### [PROBLEM TO WORK ON]
Repeat all entries exactly.

### [STORED RECORDS]
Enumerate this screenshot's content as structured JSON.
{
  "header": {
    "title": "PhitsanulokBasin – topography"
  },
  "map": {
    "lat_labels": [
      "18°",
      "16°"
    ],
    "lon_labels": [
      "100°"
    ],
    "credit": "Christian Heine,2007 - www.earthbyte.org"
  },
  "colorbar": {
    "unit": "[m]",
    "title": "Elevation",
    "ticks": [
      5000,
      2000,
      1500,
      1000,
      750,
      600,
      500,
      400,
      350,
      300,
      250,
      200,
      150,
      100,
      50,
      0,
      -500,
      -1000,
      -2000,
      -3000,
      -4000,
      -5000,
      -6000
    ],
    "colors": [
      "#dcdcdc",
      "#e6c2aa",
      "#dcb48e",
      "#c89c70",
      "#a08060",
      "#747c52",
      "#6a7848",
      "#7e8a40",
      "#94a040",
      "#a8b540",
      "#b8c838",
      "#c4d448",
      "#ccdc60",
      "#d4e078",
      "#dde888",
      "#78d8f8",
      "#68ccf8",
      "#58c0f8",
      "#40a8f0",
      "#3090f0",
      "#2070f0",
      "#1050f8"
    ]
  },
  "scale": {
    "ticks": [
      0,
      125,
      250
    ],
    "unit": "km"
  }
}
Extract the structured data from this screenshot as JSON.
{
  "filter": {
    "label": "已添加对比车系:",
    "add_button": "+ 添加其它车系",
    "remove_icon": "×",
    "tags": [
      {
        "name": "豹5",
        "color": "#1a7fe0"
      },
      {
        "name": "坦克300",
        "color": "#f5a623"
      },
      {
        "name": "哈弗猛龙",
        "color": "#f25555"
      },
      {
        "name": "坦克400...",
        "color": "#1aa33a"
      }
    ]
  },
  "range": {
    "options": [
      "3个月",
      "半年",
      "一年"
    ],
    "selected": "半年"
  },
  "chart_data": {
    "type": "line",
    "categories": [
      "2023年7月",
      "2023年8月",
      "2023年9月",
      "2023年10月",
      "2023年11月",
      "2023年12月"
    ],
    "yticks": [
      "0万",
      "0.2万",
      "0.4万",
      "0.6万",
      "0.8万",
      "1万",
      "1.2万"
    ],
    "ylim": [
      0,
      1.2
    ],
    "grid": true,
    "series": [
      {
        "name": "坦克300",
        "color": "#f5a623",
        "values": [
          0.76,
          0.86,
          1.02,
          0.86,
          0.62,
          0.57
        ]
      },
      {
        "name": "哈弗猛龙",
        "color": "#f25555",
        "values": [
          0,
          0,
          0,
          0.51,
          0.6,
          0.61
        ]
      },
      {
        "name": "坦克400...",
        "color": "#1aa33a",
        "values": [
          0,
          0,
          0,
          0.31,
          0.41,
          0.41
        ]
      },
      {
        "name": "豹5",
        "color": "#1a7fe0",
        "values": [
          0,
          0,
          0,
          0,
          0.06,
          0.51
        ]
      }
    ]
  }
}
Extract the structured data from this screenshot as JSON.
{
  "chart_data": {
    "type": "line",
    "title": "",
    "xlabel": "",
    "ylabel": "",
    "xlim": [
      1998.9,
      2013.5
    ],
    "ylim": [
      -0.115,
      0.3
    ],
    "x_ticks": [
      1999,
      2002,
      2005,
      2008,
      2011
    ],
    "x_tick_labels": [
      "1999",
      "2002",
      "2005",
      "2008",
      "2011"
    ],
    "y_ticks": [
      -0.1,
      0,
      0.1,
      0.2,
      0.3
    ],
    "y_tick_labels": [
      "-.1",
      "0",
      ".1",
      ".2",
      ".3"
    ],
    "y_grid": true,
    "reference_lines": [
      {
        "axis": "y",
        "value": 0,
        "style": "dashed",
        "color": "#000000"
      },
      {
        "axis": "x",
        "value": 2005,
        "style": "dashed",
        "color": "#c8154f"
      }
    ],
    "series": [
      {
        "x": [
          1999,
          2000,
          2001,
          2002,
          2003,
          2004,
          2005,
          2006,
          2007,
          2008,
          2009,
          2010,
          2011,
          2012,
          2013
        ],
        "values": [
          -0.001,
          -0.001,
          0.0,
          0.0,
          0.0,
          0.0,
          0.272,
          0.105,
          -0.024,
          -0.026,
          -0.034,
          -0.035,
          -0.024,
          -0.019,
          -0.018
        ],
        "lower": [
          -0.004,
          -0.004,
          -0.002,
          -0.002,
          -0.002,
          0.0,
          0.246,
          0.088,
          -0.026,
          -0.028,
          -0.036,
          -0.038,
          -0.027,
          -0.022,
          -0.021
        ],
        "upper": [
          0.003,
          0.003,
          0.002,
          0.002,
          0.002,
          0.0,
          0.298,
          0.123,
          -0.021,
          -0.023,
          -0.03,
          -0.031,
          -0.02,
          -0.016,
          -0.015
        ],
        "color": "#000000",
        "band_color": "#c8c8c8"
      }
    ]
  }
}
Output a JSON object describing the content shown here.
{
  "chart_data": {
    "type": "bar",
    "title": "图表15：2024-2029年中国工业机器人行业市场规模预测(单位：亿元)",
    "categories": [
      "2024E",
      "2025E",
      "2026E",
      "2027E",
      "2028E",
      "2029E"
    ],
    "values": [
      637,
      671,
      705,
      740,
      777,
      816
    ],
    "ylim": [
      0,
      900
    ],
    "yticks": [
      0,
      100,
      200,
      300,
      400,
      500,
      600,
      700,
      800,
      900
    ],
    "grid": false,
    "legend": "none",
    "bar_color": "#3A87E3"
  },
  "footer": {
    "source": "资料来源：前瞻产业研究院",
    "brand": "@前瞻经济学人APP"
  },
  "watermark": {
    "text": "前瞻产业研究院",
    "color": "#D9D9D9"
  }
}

### [THE COMPLETED TASK]
Enumerate this screenshot's content as structured JSON.
{
  "header": {
    "title": "PhitsanulokBasin – topography"
  },
  "map": {
    "lat_labels": [
      "18°",
      "16°"
    ],
    "lon_labels": [
      "100°"
    ],
    "credit": "Christian Heine,2007 - www.earthbyte.org"
  },
  "colorbar": {
    "unit": "[m]",
    "title": "Elevation",
    "ticks": [
      5000,
      2000,
      1500,
      1000,
      750,
      600,
      500,
      400,
      350,
      300,
      250,
      200,
      150,
      100,
      50,
      0,
      -500,
      -1000,
      -2000,
      -3000,
      -4000,
      -5000,
      -6000
    ],
    "colors": [
      "#dcdcdc",
      "#e6c2aa",
      "#dcb48e",
      "#c89c70",
      "#a08060",
      "#747c52",
      "#6a7848",
      "#7e8a40",
      "#94a040",
      "#a8b540",
      "#b8c838",
      "#c4d448",
      "#ccdc60",
      "#d4e078",
      "#dde888",
      "#78d8f8",
      "#68ccf8",
      "#58c0f8",
      "#40a8f0",
      "#3090f0",
      "#2070f0",
      "#1050f8"
    ]
  },
  "scale": {
    "ticks": [
      0,
      125,
      250
    ],
    "unit": "km"
  }
}
Extract the structured data from this screenshot as JSON.
{
  "filter": {
    "label": "已添加对比车系:",
    "add_button": "+ 添加其它车系",
    "remove_icon": "×",
    "tags": [
      {
        "name": "豹5",
        "color": "#1a7fe0"
      },
      {
        "name": "坦克300",
        "color": "#f5a623"
      },
      {
        "name": "哈弗猛龙",
        "color": "#f25555"
      },
      {
        "name": "坦克400...",
        "color": "#1aa33a"
      }
    ]
  },
  "range": {
    "options": [
      "3个月",
      "半年",
      "一年"
    ],
    "selected": "半年"
  },
  "chart_data": {
    "type": "line",
    "categories": [
      "2023年7月",
      "2023年8月",
      "2023年9月",
      "2023年10月",
      "2023年11月",
      "2023年12月"
    ],
    "yticks": [
      "0万",
      "0.2万",
      "0.4万",
      "0.6万",
      "0.8万",
      "1万",
      "1.2万"
    ],
    "ylim": [
      0,
      1.2
    ],
    "grid": true,
    "series": [
      {
        "name": "坦克300",
        "color": "#f5a623",
        "values": [
          0.76,
          0.86,
          1.02,
          0.86,
          0.62,
          0.57
        ]
      },
      {
        "name": "哈弗猛龙",
        "color": "#f25555",
        "values": [
          0,
          0,
          0,
          0.51,
          0.6,
          0.61
        ]
      },
      {
        "name": "坦克400...",
        "color": "#1aa33a",
        "values": [
          0,
          0,
          0,
          0.31,
          0.41,
          0.41
        ]
      },
      {
        "name": "豹5",
        "color": "#1a7fe0",
        "values": [
          0,
          0,
          0,
          0,
          0.06,
          0.51
        ]
      }
    ]
  }
}
Extract the structured data from this screenshot as JSON.
{
  "chart_data": {
    "type": "line",
    "title": "",
    "xlabel": "",
    "ylabel": "",
    "xlim": [
      1998.9,
      2013.5
    ],
    "ylim": [
      -0.115,
      0.3
    ],
    "x_ticks": [
      1999,
      2002,
      2005,
      2008,
      2011
    ],
    "x_tick_labels": [
      "1999",
      "2002",
      "2005",
      "2008",
      "2011"
    ],
    "y_ticks": [
      -0.1,
      0,
      0.1,
      0.2,
      0.3
    ],
    "y_tick_labels": [
      "-.1",
      "0",
      ".1",
      ".2",
      ".3"
    ],
    "y_grid": true,
    "reference_lines": [
      {
        "axis": "y",
        "value": 0,
        "style": "dashed",
        "color": "#000000"
      },
      {
        "axis": "x",
        "value": 2005,
        "style": "dashed",
        "color": "#c8154f"
      }
    ],
    "series": [
      {
        "x": [
          1999,
          2000,
          2001,
          2002,
          2003,
          2004,
          2005,
          2006,
          2007,
          2008,
          2009,
          2010,
          2011,
          2012,
          2013
        ],
        "values": [
          -0.001,
          -0.001,
          0.0,
          0.0,
          0.0,
          0.0,
          0.272,
          0.105,
          -0.024,
          -0.026,
          -0.034,
          -0.035,
          -0.024,
          -0.019,
          -0.018
        ],
        "lower": [
          -0.004,
          -0.004,
          -0.002,
          -0.002,
          -0.002,
          0.0,
          0.246,
          0.088,
          -0.026,
          -0.028,
          -0.036,
          -0.038,
          -0.027,
          -0.022,
          -0.021
        ],
        "upper": [
          0.003,
          0.003,
          0.002,
          0.002,
          0.002,
          0.0,
          0.298,
          0.123,
          -0.021,
          -0.023,
          -0.03,
          -0.031,
          -0.02,
          -0.016,
          -0.015
        ],
        "color": "#000000",
        "band_color": "#c8c8c8"
      }
    ]
  }
}
Output a JSON object describing the content shown here.
{
  "chart_data": {
    "type": "bar",
    "title": "图表15：2024-2029年中国工业机器人行业市场规模预测(单位：亿元)",
    "categories": [
      "2024E",
      "2025E",
      "2026E",
      "2027E",
      "2028E",
      "2029E"
    ],
    "values": [
      637,
      671,
      705,
      740,
      777,
      816
    ],
    "ylim": [
      0,
      900
    ],
    "yticks": [
      0,
      100,
      200,
      300,
      400,
      500,
      600,
      700,
      800,
      900
    ],
    "grid": false,
    "legend": "none",
    "bar_color": "#3A87E3"
  },
  "footer": {
    "source": "资料来源：前瞻产业研究院",
    "brand": "@前瞻经济学人APP"
  },
  "watermark": {
    "text": "前瞻产业研究院",
    "color": "#D9D9D9"
  }
}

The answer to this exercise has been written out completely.